Objectives
• A. From the passage on self-training assumptions, extract the part that runs from "Explanation. For self-training" to "Assumption 4.1.".
• B. Rewrite the paragraph of the passage on self-training assumptions that begins "As above, Separation assumption states" as a short bulleted list that keeps its main facts.

=== Text provided ===

Explanation. For self-training in computer vision, ColinWei2021TheoreticalAO has proved that by assuming expansion and separation, the fitted model will denoise the pseudolabels and achieve high accuracy on the true labels. Expansion assumption intuitively states that the data distribution has good continuity within each class. On the other hand, ColinWei2021TheoreticalAO states separation assumption as follows (please refer to original paper for more details):

Assumption 4.1.

(Separation). ColinWei2021TheoreticalAO assumes that $P$ is $\mathcal{B}$ -separated with probability $1-\mu$ by ground-truth classifier $G^{*}$ : $R_{\mathcal{B}}(G^{*})\leq\mu$ . $P$ denotes a distribution of unlabeled examples over input space $\mathcal{X}$ , $\mathcal{T}$ denotes a set of transformations obtained via data augmentation, and $\mathcal{B}(x)\triangleq\left\{x^{\prime}:\exists T\in\mathcal{T}\text{such that}\left\|x^{\prime}-T(x)\right\|\leq r\right\}$ is defined as a set of points with distance $r$ from some data augmentation of $x$ .

As above, Separation assumption states that there exist a few neighboring pairs from different classes, with a small or negligible probability $\mu$ (e.g., inverse polynomial in dimension). However, in PbRL, the presence of similarity trap precludes the separation assumption. As the segment pair and its augmentation ( $x_{1}$ and $\widetilde{x}_{1}$ as in the above example) are neighboring to each other but most likely from different classes. Since the dimension of segment is extremely small compared to the image, any small perturbations have significant probability change its tendency to be preferred. This means separation assumption does not holds anymore in PbRL and this will weaken the effectiveness of using consistency regularization.

=== Records provided ===

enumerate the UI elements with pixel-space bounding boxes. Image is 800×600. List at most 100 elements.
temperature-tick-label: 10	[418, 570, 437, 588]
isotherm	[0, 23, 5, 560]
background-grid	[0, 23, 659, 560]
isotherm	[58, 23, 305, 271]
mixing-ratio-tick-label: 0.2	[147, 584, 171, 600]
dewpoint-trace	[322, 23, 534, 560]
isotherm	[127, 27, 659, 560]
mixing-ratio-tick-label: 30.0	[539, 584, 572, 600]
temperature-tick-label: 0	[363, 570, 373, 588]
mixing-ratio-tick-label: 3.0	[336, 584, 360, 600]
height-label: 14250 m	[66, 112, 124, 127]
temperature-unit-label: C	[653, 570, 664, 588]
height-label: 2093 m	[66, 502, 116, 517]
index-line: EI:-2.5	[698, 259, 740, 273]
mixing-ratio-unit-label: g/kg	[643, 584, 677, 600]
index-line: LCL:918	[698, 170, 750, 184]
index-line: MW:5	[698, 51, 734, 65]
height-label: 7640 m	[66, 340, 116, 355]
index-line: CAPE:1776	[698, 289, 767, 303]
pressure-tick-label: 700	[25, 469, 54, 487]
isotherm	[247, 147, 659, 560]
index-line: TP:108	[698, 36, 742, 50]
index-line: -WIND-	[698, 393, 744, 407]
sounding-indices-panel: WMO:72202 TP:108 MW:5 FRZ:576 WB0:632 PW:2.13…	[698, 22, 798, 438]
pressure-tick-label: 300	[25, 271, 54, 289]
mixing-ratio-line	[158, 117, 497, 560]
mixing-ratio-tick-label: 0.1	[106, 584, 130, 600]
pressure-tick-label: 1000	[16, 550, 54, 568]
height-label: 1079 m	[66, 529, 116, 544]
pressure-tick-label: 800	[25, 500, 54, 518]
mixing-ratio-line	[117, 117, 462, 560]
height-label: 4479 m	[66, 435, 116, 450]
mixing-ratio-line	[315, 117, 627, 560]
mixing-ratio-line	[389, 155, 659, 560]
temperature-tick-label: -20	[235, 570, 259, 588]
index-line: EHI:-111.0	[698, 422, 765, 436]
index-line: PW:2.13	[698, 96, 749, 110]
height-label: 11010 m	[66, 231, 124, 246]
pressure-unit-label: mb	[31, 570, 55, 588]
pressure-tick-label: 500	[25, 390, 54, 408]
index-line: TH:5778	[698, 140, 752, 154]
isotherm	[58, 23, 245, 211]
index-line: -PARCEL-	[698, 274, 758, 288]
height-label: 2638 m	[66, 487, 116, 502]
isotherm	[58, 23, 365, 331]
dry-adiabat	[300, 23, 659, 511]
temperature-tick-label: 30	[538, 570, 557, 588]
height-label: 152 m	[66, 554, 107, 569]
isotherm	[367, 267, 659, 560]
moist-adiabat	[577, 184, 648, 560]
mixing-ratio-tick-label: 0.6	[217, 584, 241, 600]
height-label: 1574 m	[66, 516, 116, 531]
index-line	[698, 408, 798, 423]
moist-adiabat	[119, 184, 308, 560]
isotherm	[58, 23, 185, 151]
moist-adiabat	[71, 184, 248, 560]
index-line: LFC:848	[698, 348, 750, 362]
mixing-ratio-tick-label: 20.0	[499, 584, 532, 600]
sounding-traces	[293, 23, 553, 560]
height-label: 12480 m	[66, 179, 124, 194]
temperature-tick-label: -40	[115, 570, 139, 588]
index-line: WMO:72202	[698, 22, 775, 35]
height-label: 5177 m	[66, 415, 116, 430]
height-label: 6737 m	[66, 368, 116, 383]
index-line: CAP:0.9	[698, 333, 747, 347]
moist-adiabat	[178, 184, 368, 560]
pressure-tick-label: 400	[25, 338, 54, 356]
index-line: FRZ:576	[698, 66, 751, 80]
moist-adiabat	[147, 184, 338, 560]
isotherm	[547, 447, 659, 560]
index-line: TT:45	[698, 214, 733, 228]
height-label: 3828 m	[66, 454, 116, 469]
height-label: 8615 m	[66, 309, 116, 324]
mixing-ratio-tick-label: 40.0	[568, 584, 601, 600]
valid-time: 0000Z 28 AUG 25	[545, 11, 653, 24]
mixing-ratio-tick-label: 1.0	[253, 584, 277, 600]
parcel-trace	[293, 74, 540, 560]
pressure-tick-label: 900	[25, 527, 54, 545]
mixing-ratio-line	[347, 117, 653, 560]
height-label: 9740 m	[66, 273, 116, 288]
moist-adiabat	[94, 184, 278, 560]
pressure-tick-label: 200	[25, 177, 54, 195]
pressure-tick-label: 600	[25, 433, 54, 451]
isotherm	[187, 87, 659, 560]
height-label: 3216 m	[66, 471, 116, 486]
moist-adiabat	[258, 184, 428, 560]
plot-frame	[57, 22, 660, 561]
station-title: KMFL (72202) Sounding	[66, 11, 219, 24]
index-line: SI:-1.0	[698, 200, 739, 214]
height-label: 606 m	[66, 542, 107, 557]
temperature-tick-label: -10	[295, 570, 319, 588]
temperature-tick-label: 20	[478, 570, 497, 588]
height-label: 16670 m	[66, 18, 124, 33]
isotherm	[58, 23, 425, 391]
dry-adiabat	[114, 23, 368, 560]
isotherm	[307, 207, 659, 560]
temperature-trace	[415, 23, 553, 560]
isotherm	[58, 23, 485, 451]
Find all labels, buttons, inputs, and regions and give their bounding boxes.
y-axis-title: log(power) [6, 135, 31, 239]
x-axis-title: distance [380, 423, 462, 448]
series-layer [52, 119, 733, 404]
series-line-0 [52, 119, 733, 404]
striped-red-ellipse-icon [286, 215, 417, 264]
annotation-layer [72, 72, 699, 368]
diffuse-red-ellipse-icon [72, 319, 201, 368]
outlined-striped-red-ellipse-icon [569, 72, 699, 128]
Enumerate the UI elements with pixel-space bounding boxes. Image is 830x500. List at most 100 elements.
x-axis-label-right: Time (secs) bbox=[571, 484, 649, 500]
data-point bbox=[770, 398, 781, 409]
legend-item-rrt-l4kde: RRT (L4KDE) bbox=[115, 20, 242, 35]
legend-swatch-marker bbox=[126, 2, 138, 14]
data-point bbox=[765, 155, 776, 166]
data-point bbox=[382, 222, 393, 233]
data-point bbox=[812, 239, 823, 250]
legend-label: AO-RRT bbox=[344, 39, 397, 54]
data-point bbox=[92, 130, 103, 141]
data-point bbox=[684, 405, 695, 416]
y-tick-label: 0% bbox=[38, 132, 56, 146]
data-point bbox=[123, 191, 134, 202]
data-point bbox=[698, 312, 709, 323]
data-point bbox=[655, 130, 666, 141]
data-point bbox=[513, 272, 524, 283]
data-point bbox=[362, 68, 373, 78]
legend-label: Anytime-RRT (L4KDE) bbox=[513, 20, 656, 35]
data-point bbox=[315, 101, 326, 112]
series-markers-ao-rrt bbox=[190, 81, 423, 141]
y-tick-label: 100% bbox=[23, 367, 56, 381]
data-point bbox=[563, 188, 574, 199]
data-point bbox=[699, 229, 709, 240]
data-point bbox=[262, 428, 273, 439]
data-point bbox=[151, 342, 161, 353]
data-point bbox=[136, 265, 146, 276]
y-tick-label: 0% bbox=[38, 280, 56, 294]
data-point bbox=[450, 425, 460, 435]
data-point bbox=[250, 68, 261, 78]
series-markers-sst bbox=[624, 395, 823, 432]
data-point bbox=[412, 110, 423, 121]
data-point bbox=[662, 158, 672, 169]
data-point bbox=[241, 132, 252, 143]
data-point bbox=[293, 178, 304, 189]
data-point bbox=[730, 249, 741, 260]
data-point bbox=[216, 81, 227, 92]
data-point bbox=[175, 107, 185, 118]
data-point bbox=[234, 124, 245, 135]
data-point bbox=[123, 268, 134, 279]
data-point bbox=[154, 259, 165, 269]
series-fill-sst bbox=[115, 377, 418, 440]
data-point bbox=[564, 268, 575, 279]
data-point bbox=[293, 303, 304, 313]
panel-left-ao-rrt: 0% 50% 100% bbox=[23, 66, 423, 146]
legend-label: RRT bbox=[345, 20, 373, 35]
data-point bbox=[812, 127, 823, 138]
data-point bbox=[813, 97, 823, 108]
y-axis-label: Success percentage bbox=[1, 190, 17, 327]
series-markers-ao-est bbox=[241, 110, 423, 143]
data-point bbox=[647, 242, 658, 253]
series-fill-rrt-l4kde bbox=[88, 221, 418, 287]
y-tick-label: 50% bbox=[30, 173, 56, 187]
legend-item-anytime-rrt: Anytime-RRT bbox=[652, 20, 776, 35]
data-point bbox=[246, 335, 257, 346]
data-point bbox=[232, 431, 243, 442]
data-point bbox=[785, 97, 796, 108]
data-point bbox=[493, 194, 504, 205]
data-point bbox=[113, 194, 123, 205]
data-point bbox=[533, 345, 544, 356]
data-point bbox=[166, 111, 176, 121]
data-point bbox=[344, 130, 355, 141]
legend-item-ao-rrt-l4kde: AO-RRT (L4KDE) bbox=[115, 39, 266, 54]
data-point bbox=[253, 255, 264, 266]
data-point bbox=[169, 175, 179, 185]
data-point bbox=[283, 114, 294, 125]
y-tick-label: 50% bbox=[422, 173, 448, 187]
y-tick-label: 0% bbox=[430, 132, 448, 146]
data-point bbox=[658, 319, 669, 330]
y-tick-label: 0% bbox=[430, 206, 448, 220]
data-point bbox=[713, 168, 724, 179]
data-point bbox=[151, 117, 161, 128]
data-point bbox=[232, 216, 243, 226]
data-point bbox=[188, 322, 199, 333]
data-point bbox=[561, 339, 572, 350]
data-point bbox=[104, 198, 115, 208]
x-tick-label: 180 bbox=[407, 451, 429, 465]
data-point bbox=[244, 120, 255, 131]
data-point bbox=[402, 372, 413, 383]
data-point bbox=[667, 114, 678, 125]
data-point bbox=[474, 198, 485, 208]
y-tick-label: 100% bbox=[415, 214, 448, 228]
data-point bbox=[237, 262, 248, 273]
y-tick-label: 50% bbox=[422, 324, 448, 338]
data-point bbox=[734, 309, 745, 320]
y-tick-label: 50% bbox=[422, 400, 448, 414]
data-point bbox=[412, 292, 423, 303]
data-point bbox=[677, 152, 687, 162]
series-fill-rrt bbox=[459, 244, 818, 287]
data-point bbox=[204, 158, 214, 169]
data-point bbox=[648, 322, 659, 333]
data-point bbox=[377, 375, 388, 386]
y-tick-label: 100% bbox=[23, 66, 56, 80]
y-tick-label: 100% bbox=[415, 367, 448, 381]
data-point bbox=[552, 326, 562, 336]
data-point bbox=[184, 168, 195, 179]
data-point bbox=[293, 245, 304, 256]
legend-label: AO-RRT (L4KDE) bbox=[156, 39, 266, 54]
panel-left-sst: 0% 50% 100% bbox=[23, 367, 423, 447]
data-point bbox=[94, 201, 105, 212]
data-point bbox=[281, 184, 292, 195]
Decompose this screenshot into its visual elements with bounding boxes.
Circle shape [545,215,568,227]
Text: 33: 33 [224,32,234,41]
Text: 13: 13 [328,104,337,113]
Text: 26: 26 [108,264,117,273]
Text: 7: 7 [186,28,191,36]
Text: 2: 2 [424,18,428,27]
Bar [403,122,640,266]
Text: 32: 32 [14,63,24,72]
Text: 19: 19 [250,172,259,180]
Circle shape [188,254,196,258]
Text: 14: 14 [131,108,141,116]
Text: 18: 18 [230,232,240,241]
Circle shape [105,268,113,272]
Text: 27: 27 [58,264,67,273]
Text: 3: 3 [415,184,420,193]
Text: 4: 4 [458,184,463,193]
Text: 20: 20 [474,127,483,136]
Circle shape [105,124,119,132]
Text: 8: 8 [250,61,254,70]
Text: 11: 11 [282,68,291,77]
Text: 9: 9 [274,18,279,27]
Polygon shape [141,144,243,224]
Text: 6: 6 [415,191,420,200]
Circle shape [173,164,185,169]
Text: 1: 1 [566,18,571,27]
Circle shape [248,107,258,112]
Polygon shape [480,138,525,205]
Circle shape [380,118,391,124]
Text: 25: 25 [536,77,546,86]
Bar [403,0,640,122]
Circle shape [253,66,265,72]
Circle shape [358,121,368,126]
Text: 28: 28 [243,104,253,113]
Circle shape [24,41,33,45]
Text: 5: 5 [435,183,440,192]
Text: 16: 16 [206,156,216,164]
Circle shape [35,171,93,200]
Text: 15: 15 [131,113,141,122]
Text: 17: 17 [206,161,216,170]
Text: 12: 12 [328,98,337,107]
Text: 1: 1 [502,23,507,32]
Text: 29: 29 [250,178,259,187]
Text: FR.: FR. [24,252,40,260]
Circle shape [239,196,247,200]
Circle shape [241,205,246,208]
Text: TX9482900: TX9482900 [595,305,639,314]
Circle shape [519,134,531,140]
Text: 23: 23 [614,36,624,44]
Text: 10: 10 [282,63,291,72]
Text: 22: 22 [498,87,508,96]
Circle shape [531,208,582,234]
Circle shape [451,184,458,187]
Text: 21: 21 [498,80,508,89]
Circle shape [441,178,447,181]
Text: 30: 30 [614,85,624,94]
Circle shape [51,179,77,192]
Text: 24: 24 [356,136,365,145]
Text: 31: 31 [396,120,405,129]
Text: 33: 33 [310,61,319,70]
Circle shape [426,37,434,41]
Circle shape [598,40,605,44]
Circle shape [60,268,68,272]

===

Worked answers
• A.
Explanation. For self-training in computer vision, ColinWei2021TheoreticalAO has proved that by assuming expansion and separation, the fitted model will denoise the pseudolabels and achieve high accuracy on the true labels. Expansion assumption intuitively states that the data distribution has good continuity within each class. On the other hand, ColinWei2021TheoreticalAO states separation assumption as follows (please refer to original paper for more details):

Assumption 4.1.

• B.
- The separation assumption states that only a few neighboring pairs come from different classes, with a small or negligible probability μ (for example, inverse polynomial in dimension).
- In PbRL, the similarity trap rules out this assumption.
- A segment pair and its augmentation (x₁ and x̃₁) are neighbors but most likely belong to different classes.
- Because a segment's dimension is extremely small compared with an image's, any small perturbation has a significant probability of changing its tendency to be preferred.
- The separation assumption therefore no longer holds in PbRL, which weakens the effectiveness of consistency regularization.